Given entries:
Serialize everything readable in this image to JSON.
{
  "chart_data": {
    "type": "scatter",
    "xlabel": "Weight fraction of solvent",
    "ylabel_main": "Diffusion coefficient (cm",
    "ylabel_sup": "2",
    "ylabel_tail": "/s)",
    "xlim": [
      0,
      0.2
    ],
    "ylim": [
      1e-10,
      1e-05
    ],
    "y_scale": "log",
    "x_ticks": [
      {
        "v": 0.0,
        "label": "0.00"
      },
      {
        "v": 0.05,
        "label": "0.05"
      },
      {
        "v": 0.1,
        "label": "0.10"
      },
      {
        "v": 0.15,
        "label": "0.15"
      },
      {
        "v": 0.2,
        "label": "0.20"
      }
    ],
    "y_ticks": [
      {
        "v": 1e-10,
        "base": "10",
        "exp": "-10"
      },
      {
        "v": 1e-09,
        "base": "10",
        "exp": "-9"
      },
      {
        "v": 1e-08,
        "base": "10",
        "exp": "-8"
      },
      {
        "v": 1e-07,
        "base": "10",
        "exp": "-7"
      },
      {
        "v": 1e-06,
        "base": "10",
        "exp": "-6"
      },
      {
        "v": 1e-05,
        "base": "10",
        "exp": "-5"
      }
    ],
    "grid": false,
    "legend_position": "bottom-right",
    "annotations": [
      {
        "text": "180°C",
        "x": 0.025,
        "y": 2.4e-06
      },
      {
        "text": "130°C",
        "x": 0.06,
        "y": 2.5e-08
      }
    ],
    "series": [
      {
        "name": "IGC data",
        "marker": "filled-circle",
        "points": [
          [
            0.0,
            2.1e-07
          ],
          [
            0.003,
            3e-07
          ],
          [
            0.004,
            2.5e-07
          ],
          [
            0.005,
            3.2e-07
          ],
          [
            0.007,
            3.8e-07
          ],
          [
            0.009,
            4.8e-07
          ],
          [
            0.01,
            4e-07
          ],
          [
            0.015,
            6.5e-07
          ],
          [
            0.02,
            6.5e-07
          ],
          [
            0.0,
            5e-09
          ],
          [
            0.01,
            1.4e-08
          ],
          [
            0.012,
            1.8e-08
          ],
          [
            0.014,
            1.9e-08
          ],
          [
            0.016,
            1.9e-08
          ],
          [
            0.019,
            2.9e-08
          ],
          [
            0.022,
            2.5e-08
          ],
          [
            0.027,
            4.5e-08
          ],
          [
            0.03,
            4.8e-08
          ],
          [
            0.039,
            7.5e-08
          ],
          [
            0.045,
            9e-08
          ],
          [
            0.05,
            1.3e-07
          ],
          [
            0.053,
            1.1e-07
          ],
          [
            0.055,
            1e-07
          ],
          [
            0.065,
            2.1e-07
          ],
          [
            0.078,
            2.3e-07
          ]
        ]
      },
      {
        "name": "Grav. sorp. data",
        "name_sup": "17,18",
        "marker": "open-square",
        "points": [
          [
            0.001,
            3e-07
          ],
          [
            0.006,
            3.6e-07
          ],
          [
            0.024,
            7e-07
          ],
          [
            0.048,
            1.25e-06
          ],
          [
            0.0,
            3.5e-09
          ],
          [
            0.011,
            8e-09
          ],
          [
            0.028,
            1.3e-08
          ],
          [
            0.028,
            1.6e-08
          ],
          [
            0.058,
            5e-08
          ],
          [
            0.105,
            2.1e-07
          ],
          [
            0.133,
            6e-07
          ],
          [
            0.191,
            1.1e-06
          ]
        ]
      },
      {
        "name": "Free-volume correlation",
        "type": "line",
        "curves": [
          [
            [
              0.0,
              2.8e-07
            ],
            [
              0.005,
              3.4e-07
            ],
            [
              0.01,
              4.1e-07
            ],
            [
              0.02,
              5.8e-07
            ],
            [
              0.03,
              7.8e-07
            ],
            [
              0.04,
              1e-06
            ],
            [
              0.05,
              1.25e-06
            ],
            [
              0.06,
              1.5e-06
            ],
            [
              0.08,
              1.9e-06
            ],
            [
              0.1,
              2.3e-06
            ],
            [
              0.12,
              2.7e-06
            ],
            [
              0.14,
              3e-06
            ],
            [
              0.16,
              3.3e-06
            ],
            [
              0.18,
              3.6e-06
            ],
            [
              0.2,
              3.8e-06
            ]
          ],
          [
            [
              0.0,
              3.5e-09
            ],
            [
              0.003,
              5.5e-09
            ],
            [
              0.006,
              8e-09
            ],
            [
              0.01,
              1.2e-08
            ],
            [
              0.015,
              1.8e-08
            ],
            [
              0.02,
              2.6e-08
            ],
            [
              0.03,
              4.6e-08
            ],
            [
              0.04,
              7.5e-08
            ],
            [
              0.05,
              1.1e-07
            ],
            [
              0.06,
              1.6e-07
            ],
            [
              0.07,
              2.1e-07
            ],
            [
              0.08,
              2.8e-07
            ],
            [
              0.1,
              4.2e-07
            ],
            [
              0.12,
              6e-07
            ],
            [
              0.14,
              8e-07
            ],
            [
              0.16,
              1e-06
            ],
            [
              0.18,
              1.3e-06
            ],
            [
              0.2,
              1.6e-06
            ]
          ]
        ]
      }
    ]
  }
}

Problem to solve: Go through the listing and print each line exactly as it appears.

Complete answer:
Serialize everything readable in this image to JSON.
{
  "chart_data": {
    "type": "scatter",
    "xlabel": "Weight fraction of solvent",
    "ylabel_main": "Diffusion coefficient (cm",
    "ylabel_sup": "2",
    "ylabel_tail": "/s)",
    "xlim": [
      0,
      0.2
    ],
    "ylim": [
      1e-10,
      1e-05
    ],
    "y_scale": "log",
    "x_ticks": [
      {
        "v": 0.0,
        "label": "0.00"
      },
      {
        "v": 0.05,
        "label": "0.05"
      },
      {
        "v": 0.1,
        "label": "0.10"
      },
      {
        "v": 0.15,
        "label": "0.15"
      },
      {
        "v": 0.2,
        "label": "0.20"
      }
    ],
    "y_ticks": [
      {
        "v": 1e-10,
        "base": "10",
        "exp": "-10"
      },
      {
        "v": 1e-09,
        "base": "10",
        "exp": "-9"
      },
      {
        "v": 1e-08,
        "base": "10",
        "exp": "-8"
      },
      {
        "v": 1e-07,
        "base": "10",
        "exp": "-7"
      },
      {
        "v": 1e-06,
        "base": "10",
        "exp": "-6"
      },
      {
        "v": 1e-05,
        "base": "10",
        "exp": "-5"
      }
    ],
    "grid": false,
    "legend_position": "bottom-right",
    "annotations": [
      {
        "text": "180°C",
        "x": 0.025,
        "y": 2.4e-06
      },
      {
        "text": "130°C",
        "x": 0.06,
        "y": 2.5e-08
      }
    ],
    "series": [
      {
        "name": "IGC data",
        "marker": "filled-circle",
        "points": [
          [
            0.0,
            2.1e-07
          ],
          [
            0.003,
            3e-07
          ],
          [
            0.004,
            2.5e-07
          ],
          [
            0.005,
            3.2e-07
          ],
          [
            0.007,
            3.8e-07
          ],
          [
            0.009,
            4.8e-07
          ],
          [
            0.01,
            4e-07
          ],
          [
            0.015,
            6.5e-07
          ],
          [
            0.02,
            6.5e-07
          ],
          [
            0.0,
            5e-09
          ],
          [
            0.01,
            1.4e-08
          ],
          [
            0.012,
            1.8e-08
          ],
          [
            0.014,
            1.9e-08
          ],
          [
            0.016,
            1.9e-08
          ],
          [
            0.019,
            2.9e-08
          ],
          [
            0.022,
            2.5e-08
          ],
          [
            0.027,
            4.5e-08
          ],
          [
            0.03,
            4.8e-08
          ],
          [
            0.039,
            7.5e-08
          ],
          [
            0.045,
            9e-08
          ],
          [
            0.05,
            1.3e-07
          ],
          [
            0.053,
            1.1e-07
          ],
          [
            0.055,
            1e-07
          ],
          [
            0.065,
            2.1e-07
          ],
          [
            0.078,
            2.3e-07
          ]
        ]
      },
      {
        "name": "Grav. sorp. data",
        "name_sup": "17,18",
        "marker": "open-square",
        "points": [
          [
            0.001,
            3e-07
          ],
          [
            0.006,
            3.6e-07
          ],
          [
            0.024,
            7e-07
          ],
          [
            0.048,
            1.25e-06
          ],
          [
            0.0,
            3.5e-09
          ],
          [
            0.011,
            8e-09
          ],
          [
            0.028,
            1.3e-08
          ],
          [
            0.028,
            1.6e-08
          ],
          [
            0.058,
            5e-08
          ],
          [
            0.105,
            2.1e-07
          ],
          [
            0.133,
            6e-07
          ],
          [
            0.191,
            1.1e-06
          ]
        ]
      },
      {
        "name": "Free-volume correlation",
        "type": "line",
        "curves": [
          [
            [
              0.0,
              2.8e-07
            ],
            [
              0.005,
              3.4e-07
            ],
            [
              0.01,
              4.1e-07
            ],
            [
              0.02,
              5.8e-07
            ],
            [
              0.03,
              7.8e-07
            ],
            [
              0.04,
              1e-06
            ],
            [
              0.05,
              1.25e-06
            ],
            [
              0.06,
              1.5e-06
            ],
            [
              0.08,
              1.9e-06
            ],
            [
              0.1,
              2.3e-06
            ],
            [
              0.12,
              2.7e-06
            ],
            [
              0.14,
              3e-06
            ],
            [
              0.16,
              3.3e-06
            ],
            [
              0.18,
              3.6e-06
            ],
            [
              0.2,
              3.8e-06
            ]
          ],
          [
            [
              0.0,
              3.5e-09
            ],
            [
              0.003,
              5.5e-09
            ],
            [
              0.006,
              8e-09
            ],
            [
              0.01,
              1.2e-08
            ],
            [
              0.015,
              1.8e-08
            ],
            [
              0.02,
              2.6e-08
            ],
            [
              0.03,
              4.6e-08
            ],
            [
              0.04,
              7.5e-08
            ],
            [
              0.05,
              1.1e-07
            ],
            [
              0.06,
              1.6e-07
            ],
            [
              0.07,
              2.1e-07
            ],
            [
              0.08,
              2.8e-07
            ],
            [
              0.1,
              4.2e-07
            ],
            [
              0.12,
              6e-07
            ],
            [
              0.14,
              8e-07
            ],
            [
              0.16,
              1e-06
            ],
            [
              0.18,
              1.3e-06
            ],
            [
              0.2,
              1.6e-06
            ]
          ]
        ]
      }
    ]
  }
}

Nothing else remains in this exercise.